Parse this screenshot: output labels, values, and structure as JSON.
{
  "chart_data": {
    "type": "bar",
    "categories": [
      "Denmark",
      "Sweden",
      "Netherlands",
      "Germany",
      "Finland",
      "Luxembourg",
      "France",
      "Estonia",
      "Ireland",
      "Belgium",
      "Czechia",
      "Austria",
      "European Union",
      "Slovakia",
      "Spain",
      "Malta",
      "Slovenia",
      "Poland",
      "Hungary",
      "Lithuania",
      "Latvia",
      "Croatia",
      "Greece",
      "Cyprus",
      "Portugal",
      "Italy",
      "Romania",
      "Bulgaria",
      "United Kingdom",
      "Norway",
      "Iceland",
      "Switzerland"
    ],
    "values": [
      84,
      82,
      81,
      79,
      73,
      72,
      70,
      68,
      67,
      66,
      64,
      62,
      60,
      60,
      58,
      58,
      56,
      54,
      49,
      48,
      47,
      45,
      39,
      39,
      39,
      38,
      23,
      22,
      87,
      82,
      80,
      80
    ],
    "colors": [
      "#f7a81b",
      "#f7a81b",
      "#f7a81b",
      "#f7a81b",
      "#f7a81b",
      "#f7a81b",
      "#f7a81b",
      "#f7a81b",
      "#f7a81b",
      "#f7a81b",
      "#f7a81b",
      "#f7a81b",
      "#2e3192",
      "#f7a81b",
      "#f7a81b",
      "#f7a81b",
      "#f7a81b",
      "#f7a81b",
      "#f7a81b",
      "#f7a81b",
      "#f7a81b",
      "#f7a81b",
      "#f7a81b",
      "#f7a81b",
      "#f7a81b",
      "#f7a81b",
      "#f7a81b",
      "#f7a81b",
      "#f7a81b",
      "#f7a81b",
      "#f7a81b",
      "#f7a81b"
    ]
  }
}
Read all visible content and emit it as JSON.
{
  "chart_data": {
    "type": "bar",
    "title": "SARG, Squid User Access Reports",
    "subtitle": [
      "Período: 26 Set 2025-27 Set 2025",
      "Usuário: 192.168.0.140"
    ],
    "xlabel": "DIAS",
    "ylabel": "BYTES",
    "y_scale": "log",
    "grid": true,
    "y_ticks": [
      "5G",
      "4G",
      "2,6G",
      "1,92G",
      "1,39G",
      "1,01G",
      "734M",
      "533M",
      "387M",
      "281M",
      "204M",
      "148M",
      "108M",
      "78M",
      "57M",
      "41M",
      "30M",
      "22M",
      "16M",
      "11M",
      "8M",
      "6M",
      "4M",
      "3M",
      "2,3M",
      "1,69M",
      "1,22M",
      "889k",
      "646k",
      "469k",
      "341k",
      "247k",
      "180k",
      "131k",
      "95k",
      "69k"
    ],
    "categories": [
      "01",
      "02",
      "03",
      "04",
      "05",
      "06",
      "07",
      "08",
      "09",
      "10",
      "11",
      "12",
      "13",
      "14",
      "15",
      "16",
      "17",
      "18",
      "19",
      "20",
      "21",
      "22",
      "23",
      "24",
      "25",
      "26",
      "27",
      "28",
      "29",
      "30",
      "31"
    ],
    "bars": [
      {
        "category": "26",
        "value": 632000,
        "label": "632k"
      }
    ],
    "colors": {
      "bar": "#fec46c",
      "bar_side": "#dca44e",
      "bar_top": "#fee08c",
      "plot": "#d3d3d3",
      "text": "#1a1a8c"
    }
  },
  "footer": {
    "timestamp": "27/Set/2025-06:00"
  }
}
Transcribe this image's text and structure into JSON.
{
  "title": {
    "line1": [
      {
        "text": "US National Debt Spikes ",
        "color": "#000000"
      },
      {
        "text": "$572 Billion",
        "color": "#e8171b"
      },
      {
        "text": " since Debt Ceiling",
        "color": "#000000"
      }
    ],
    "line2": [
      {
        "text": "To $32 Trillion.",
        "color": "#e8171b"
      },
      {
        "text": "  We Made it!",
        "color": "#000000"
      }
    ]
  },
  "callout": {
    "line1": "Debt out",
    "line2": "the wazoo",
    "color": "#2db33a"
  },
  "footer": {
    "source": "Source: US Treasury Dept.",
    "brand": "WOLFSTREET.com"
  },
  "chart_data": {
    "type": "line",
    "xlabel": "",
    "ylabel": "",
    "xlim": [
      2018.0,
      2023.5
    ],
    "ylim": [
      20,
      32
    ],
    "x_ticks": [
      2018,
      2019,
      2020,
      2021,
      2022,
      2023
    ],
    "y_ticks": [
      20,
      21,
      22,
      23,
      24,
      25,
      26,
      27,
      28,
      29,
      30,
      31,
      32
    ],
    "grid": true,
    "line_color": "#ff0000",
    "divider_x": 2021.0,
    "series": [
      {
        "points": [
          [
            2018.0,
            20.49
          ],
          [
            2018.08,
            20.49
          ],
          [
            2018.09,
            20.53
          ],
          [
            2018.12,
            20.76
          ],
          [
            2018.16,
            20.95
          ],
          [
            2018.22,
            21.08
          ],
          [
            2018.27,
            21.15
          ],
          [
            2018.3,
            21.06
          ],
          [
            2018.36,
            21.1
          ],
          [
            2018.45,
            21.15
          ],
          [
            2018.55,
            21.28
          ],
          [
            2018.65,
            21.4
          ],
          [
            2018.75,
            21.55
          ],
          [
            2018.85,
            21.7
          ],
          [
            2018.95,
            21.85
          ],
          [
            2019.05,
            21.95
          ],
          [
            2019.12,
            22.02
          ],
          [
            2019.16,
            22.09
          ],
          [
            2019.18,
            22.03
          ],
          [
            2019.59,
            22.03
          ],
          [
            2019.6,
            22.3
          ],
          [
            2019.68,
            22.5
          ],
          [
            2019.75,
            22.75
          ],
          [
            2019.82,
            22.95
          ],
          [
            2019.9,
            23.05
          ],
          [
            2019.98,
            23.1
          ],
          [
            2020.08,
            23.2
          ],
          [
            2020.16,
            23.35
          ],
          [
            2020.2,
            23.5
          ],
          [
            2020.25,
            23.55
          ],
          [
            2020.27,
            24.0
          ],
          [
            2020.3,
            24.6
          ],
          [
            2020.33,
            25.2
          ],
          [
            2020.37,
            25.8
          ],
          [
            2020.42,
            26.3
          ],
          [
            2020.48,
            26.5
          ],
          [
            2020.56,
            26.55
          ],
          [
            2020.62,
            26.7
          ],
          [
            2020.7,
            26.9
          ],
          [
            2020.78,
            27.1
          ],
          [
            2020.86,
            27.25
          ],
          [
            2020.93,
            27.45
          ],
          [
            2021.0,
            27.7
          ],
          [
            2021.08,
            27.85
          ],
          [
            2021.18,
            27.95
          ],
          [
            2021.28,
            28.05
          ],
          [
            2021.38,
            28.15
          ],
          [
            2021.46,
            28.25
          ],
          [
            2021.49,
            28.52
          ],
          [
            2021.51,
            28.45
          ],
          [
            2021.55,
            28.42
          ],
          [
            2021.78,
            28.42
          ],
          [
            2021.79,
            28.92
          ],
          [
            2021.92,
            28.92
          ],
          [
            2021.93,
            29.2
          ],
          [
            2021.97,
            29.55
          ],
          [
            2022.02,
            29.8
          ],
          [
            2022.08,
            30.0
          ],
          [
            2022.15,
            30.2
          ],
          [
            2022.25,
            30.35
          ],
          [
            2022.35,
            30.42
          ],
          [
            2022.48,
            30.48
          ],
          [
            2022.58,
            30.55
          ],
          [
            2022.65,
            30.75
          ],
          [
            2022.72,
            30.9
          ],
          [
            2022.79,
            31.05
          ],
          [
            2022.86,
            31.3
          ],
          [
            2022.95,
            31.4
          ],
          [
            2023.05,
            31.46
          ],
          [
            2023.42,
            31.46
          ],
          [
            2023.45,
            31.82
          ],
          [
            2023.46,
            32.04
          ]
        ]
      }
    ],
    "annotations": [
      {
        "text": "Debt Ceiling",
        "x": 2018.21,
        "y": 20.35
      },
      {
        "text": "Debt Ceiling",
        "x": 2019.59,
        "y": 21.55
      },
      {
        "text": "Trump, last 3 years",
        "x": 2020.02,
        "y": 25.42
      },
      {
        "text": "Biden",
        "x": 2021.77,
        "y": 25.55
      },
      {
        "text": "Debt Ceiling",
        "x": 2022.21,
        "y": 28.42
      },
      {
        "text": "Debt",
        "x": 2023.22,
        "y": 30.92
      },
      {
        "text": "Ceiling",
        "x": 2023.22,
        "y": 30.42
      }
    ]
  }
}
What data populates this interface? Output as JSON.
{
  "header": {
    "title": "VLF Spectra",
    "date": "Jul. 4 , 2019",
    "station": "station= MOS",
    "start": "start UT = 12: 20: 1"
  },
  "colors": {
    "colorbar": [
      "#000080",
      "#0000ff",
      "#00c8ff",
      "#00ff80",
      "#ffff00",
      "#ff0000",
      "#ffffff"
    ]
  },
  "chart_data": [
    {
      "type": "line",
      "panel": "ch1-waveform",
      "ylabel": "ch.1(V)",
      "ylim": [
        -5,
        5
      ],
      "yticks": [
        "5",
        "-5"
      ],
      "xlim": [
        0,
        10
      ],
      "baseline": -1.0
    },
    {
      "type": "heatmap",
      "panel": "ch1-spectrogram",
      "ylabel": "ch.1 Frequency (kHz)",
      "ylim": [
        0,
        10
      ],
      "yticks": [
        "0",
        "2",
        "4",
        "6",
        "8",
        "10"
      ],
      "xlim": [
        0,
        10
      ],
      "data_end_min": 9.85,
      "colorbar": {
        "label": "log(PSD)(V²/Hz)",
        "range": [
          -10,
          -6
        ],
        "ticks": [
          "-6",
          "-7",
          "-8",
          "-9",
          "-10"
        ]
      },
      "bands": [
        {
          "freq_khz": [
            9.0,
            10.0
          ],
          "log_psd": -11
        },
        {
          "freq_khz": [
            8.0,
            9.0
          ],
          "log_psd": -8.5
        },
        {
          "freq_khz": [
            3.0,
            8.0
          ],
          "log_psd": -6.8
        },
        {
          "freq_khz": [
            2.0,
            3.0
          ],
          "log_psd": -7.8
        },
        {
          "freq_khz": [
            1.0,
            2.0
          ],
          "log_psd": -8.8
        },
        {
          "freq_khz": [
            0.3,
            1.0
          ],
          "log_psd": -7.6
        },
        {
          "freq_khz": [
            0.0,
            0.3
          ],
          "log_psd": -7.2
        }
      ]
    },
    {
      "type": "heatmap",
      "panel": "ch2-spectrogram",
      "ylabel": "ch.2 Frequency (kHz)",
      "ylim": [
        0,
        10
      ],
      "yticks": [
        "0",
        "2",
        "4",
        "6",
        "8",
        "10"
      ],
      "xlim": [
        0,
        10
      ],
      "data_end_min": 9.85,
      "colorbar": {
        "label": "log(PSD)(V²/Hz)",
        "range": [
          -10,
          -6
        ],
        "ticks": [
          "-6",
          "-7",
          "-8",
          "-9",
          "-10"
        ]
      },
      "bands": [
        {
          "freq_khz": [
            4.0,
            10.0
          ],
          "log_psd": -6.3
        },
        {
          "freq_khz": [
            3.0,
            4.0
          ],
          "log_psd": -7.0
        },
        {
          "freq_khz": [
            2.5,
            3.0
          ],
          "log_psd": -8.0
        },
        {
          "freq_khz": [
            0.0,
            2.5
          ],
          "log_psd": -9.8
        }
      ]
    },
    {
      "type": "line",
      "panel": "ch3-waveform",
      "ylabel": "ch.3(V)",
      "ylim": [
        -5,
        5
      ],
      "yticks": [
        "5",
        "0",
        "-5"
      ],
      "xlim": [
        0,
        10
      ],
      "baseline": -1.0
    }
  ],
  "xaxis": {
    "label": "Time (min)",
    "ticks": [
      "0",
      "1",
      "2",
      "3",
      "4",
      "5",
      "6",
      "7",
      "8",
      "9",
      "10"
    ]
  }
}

==*==

Task instructions: Look through the entries above. Extract each line with the word "JSON".

Written response:
Parse this screenshot: output labels, values, and structure as JSON.
Read all visible content and emit it as JSON.
Transcribe this image's text and structure into JSON.
What data populates this interface? Output as JSON.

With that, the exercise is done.